Excerpt from a dataset:
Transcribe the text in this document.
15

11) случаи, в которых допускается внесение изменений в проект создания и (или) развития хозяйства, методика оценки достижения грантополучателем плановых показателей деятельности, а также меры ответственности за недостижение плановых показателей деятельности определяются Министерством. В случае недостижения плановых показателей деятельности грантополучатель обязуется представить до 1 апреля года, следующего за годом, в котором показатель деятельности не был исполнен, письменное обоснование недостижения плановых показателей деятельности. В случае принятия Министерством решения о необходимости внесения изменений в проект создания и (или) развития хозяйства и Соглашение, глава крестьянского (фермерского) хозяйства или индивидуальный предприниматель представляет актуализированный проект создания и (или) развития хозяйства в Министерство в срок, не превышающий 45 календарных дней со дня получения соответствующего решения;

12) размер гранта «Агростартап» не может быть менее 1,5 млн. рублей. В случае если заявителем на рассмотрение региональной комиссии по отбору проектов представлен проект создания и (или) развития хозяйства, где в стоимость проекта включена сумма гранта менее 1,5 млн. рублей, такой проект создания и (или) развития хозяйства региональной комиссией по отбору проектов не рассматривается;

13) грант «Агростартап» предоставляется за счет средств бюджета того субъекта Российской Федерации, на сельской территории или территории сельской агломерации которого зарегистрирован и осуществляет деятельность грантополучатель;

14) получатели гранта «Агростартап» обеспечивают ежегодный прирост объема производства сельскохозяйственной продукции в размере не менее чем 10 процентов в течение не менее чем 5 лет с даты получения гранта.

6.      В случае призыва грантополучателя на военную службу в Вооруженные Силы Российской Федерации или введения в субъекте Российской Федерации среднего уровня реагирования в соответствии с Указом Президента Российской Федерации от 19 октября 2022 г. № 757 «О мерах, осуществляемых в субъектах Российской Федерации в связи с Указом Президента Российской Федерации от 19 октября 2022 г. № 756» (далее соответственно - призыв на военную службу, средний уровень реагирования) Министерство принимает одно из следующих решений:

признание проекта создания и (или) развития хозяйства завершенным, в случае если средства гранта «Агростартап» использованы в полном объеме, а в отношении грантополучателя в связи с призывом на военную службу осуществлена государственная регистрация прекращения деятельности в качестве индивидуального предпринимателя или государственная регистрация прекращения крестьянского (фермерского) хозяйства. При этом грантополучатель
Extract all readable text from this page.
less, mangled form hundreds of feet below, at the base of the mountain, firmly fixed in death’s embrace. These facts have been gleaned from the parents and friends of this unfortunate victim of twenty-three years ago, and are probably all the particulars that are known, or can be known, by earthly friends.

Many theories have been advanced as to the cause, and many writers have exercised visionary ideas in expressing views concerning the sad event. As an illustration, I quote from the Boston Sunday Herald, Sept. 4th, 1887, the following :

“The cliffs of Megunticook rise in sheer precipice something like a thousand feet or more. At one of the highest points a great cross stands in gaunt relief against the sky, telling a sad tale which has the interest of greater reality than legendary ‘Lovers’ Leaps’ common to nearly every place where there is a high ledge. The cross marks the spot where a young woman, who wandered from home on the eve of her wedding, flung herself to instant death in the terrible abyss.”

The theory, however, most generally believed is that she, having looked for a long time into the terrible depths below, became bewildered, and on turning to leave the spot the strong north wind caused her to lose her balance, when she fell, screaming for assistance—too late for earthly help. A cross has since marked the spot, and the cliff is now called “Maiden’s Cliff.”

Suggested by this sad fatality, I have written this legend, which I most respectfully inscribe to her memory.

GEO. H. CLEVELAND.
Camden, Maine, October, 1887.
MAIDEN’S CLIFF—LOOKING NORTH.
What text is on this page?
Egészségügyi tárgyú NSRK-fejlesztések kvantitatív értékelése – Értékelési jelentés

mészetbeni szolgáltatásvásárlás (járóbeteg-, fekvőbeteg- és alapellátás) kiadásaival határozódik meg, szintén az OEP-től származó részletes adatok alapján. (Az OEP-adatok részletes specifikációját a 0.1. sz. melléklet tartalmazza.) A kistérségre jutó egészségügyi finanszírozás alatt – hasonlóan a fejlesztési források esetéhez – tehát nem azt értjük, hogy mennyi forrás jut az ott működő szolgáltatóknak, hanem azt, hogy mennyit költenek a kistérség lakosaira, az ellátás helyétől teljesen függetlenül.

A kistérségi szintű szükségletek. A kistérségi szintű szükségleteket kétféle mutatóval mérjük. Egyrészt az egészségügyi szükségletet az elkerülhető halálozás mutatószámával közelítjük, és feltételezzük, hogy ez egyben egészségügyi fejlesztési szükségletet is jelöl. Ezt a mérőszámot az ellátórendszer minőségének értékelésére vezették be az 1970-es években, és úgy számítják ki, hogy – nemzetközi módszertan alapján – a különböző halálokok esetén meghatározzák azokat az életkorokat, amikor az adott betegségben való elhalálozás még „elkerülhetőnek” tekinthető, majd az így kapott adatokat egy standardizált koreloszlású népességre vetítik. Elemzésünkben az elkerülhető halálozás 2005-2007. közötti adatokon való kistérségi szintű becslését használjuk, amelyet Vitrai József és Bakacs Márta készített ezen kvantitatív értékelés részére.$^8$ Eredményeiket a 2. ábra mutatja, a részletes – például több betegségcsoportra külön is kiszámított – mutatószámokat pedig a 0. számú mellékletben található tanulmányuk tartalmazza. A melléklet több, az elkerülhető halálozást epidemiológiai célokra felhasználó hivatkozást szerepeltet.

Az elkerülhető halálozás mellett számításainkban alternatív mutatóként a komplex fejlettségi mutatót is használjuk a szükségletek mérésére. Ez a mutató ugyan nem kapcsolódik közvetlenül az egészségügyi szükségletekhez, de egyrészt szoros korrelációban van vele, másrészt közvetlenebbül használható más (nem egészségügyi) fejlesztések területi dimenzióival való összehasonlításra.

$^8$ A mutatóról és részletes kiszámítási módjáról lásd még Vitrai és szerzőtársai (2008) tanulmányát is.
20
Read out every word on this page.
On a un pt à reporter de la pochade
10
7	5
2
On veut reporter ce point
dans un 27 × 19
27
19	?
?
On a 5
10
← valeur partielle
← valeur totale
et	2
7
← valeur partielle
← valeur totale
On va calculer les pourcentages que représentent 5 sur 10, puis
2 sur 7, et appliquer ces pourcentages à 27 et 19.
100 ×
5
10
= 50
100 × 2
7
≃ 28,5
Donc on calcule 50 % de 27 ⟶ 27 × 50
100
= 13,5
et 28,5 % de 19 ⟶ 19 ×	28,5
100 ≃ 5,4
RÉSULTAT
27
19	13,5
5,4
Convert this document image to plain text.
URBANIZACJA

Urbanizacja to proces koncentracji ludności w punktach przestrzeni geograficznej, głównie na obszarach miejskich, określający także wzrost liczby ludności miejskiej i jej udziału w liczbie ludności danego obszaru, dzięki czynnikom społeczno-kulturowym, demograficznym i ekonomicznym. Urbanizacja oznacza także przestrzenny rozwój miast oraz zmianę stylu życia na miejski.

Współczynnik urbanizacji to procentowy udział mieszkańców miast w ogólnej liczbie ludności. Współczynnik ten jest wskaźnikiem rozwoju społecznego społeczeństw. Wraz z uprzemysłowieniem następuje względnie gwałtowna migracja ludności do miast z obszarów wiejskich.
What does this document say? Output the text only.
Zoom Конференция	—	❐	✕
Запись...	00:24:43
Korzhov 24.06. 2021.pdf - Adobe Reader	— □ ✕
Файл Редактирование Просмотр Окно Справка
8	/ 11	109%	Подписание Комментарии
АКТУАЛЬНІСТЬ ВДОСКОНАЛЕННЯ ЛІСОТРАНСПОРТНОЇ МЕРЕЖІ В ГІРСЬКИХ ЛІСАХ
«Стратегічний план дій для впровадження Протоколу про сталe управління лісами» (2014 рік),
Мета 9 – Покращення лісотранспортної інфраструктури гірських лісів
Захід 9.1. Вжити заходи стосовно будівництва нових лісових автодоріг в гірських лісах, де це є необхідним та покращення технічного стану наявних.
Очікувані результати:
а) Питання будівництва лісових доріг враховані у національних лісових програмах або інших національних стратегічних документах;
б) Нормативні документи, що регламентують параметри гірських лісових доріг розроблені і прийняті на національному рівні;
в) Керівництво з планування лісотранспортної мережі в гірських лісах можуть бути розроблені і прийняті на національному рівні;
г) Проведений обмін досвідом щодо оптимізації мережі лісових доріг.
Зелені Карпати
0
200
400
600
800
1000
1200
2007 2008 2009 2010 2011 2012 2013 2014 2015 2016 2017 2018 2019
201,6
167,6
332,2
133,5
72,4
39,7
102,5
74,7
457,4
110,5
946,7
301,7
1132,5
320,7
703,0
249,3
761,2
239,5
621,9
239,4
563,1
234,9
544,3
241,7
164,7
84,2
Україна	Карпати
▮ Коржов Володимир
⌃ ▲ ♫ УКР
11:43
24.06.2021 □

**Exercise prompt:** Copy each line above that contains the string "What".

**Answer for the task:**
What text is on this page?
What does this document say? Output the text only.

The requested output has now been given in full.